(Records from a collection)
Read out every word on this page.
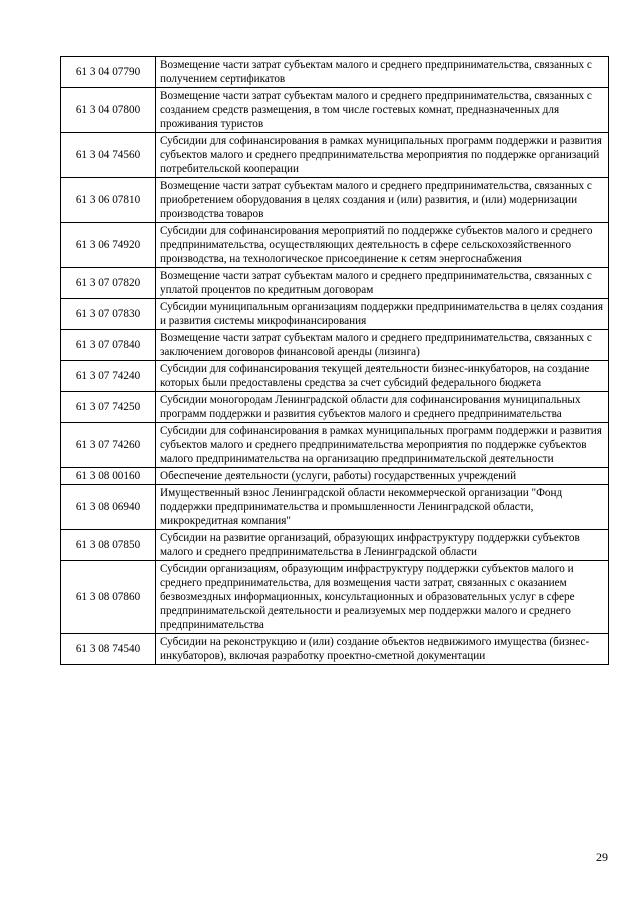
61 3 04 07790	Возмещение части затрат субъектам малого и среднего предпринимательства, связанных с получением сертификатов
61 3 04 07800	Возмещение части затрат субъектам малого и среднего предпринимательства, связанных с созданием средств размещения, в том числе гостевых комнат, предназначенных для проживания туристов
61 3 04 74560	Субсидии для софинансирования в рамках муниципальных программ поддержки и развития субъектов малого и среднего предпринимательства мероприятия по поддержке организаций потребительской кооперации
61 3 06 07810	Возмещение части затрат субъектам малого и среднего предпринимательства, связанных с приобретением оборудования в целях создания и (или) развития, и (или) модернизации производства товаров
61 3 06 74920	Субсидии для софинансирования мероприятий по поддержке субъектов малого и среднего предпринимательства, осуществляющих деятельность в сфере сельскохозяйственного производства, на технологическое присоединение к сетям энергоснабжения
61 3 07 07820	Возмещение части затрат субъектам малого и среднего предпринимательства, связанных с уплатой процентов по кредитным договорам
61 3 07 07830	Субсидии муниципальным организациям поддержки предпринимательства в целях создания и развития системы микрофинансирования
61 3 07 07840	Возмещение части затрат субъектам малого и среднего предпринимательства, связанных с заключением договоров финансовой аренды (лизинга)
61 3 07 74240	Субсидии для софинансирования текущей деятельности бизнес-инкубаторов, на создание которых были предоставлены средства за счет субсидий федерального бюджета
61 3 07 74250	Субсидии моногородам Ленинградской области для софинансирования муниципальных программ поддержки и развития субъектов малого и среднего предпринимательства
61 3 07 74260	Субсидии для софинансирования в рамках муниципальных программ поддержки и развития субъектов малого и среднего предпринимательства мероприятия по поддержке субъектов малого предпринимательства на организацию предпринимательской деятельности
61 3 08 00160	Обеспечение деятельности (услуги, работы) государственных учреждений
61 3 08 06940	Имущественный взнос Ленинградской области некоммерческой организации "Фонд поддержки предпринимательства и промышленности Ленинградской области, микрокредитная компания"
61 3 08 07850	Субсидии на развитие организаций, образующих инфраструктуру поддержки субъектов малого и среднего предпринимательства в Ленинградской области
61 3 08 07860	Субсидии организациям, образующим инфраструктуру поддержки субъектов малого и среднего предпринимательства, для возмещения части затрат, связанных с оказанием безвозмездных информационных, консультационных и образовательных услуг в сфере предпринимательской деятельности и реализуемых мер поддержки малого и среднего предпринимательства
61 3 08 74540	Субсидии на реконструкцию и (или) создание объектов недвижимого имущества (бизнес-инкубаторов), включая разработку проектно-сметной документации
29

[SHORT EXERCISE] Every entry must be reproduced exactly, with the images left out.

[RESULT FOR THIS TASK]
Read out every word on this page.
61 3 04 07790	Возмещение части затрат субъектам малого и среднего предпринимательства, связанных с получением сертификатов
61 3 04 07800	Возмещение части затрат субъектам малого и среднего предпринимательства, связанных с созданием средств размещения, в том числе гостевых комнат, предназначенных для проживания туристов
61 3 04 74560	Субсидии для софинансирования в рамках муниципальных программ поддержки и развития субъектов малого и среднего предпринимательства мероприятия по поддержке организаций потребительской кооперации
61 3 06 07810	Возмещение части затрат субъектам малого и среднего предпринимательства, связанных с приобретением оборудования в целях создания и (или) развития, и (или) модернизации производства товаров
61 3 06 74920	Субсидии для софинансирования мероприятий по поддержке субъектов малого и среднего предпринимательства, осуществляющих деятельность в сфере сельскохозяйственного производства, на технологическое присоединение к сетям энергоснабжения
61 3 07 07820	Возмещение части затрат субъектам малого и среднего предпринимательства, связанных с уплатой процентов по кредитным договорам
61 3 07 07830	Субсидии муниципальным организациям поддержки предпринимательства в целях создания и развития системы микрофинансирования
61 3 07 07840	Возмещение части затрат субъектам малого и среднего предпринимательства, связанных с заключением договоров финансовой аренды (лизинга)
61 3 07 74240	Субсидии для софинансирования текущей деятельности бизнес-инкубаторов, на создание которых были предоставлены средства за счет субсидий федерального бюджета
61 3 07 74250	Субсидии моногородам Ленинградской области для софинансирования муниципальных программ поддержки и развития субъектов малого и среднего предпринимательства
61 3 07 74260	Субсидии для софинансирования в рамках муниципальных программ поддержки и развития субъектов малого и среднего предпринимательства мероприятия по поддержке субъектов малого предпринимательства на организацию предпринимательской деятельности
61 3 08 00160	Обеспечение деятельности (услуги, работы) государственных учреждений
61 3 08 06940	Имущественный взнос Ленинградской области некоммерческой организации "Фонд поддержки предпринимательства и промышленности Ленинградской области, микрокредитная компания"
61 3 08 07850	Субсидии на развитие организаций, образующих инфраструктуру поддержки субъектов малого и среднего предпринимательства в Ленинградской области
61 3 08 07860	Субсидии организациям, образующим инфраструктуру поддержки субъектов малого и среднего предпринимательства, для возмещения части затрат, связанных с оказанием безвозмездных информационных, консультационных и образовательных услуг в сфере предпринимательской деятельности и реализуемых мер поддержки малого и среднего предпринимательства
61 3 08 74540	Субсидии на реконструкцию и (или) создание объектов недвижимого имущества (бизнес-инкубаторов), включая разработку проектно-сметной документации
29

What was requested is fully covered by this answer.